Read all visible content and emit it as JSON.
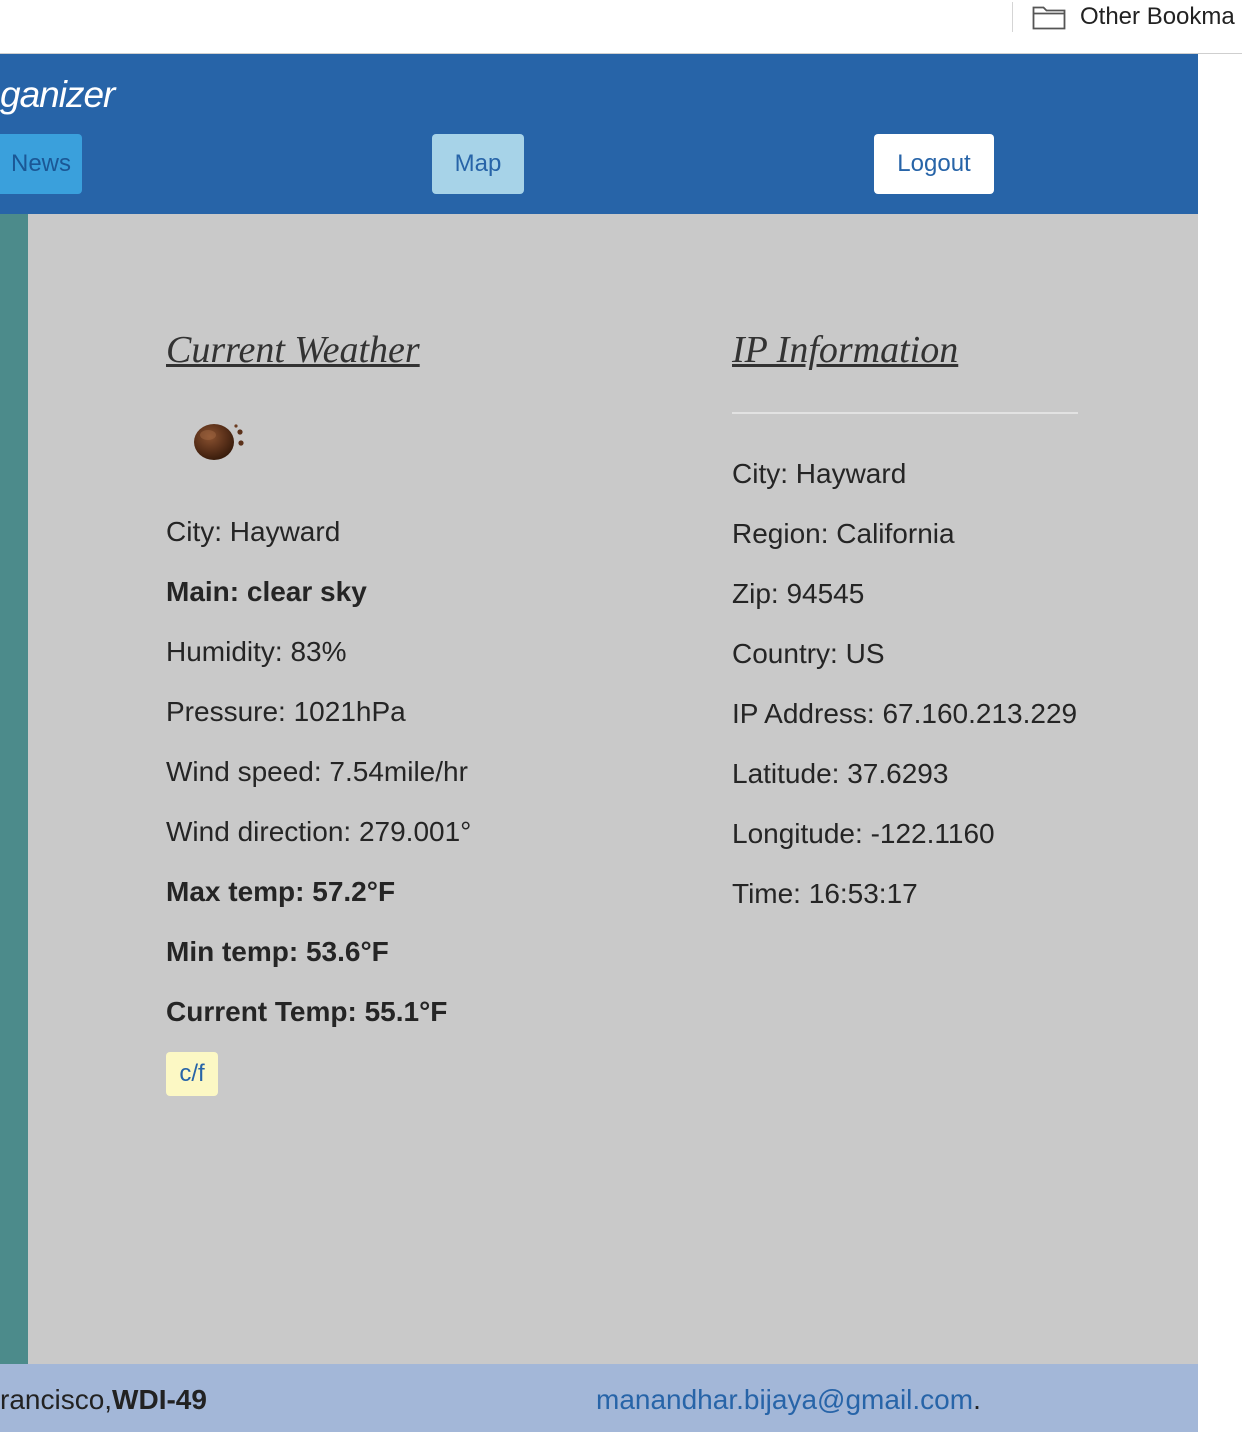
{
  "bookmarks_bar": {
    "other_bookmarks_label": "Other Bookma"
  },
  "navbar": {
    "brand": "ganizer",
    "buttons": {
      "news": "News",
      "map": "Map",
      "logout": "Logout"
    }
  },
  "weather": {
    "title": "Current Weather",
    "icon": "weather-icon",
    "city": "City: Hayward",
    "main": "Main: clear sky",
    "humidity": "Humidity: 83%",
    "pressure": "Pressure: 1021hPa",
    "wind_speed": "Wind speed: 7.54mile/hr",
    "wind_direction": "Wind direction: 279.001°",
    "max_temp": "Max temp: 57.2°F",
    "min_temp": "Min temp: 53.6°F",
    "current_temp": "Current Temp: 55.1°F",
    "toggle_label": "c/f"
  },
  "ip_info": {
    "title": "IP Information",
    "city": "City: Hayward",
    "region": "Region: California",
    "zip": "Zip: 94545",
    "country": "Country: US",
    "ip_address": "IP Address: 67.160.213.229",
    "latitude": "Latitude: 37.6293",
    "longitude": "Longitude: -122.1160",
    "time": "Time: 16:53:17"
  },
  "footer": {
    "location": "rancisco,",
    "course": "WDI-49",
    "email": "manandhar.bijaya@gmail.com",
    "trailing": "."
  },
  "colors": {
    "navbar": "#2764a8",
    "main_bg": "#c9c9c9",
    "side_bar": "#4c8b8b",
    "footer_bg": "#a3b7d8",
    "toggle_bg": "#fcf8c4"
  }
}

What to work on:
Reproduce every entry exactly, but omit each picture.

Full answer:
Read all visible content and emit it as JSON.
{
  "bookmarks_bar": {
    "other_bookmarks_label": "Other Bookma"
  },
  "navbar": {
    "brand": "ganizer",
    "buttons": {
      "news": "News",
      "map": "Map",
      "logout": "Logout"
    }
  },
  "weather": {
    "title": "Current Weather",
    "icon": "weather-icon",
    "city": "City: Hayward",
    "main": "Main: clear sky",
    "humidity": "Humidity: 83%",
    "pressure": "Pressure: 1021hPa",
    "wind_speed": "Wind speed: 7.54mile/hr",
    "wind_direction": "Wind direction: 279.001°",
    "max_temp": "Max temp: 57.2°F",
    "min_temp": "Min temp: 53.6°F",
    "current_temp": "Current Temp: 55.1°F",
    "toggle_label": "c/f"
  },
  "ip_info": {
    "title": "IP Information",
    "city": "City: Hayward",
    "region": "Region: California",
    "zip": "Zip: 94545",
    "country": "Country: US",
    "ip_address": "IP Address: 67.160.213.229",
    "latitude": "Latitude: 37.6293",
    "longitude": "Longitude: -122.1160",
    "time": "Time: 16:53:17"
  },
  "footer": {
    "location": "rancisco,",
    "course": "WDI-49",
    "email": "manandhar.bijaya@gmail.com",
    "trailing": "."
  },
  "colors": {
    "navbar": "#2764a8",
    "main_bg": "#c9c9c9",
    "side_bar": "#4c8b8b",
    "footer_bg": "#a3b7d8",
    "toggle_bg": "#fcf8c4"
  }
}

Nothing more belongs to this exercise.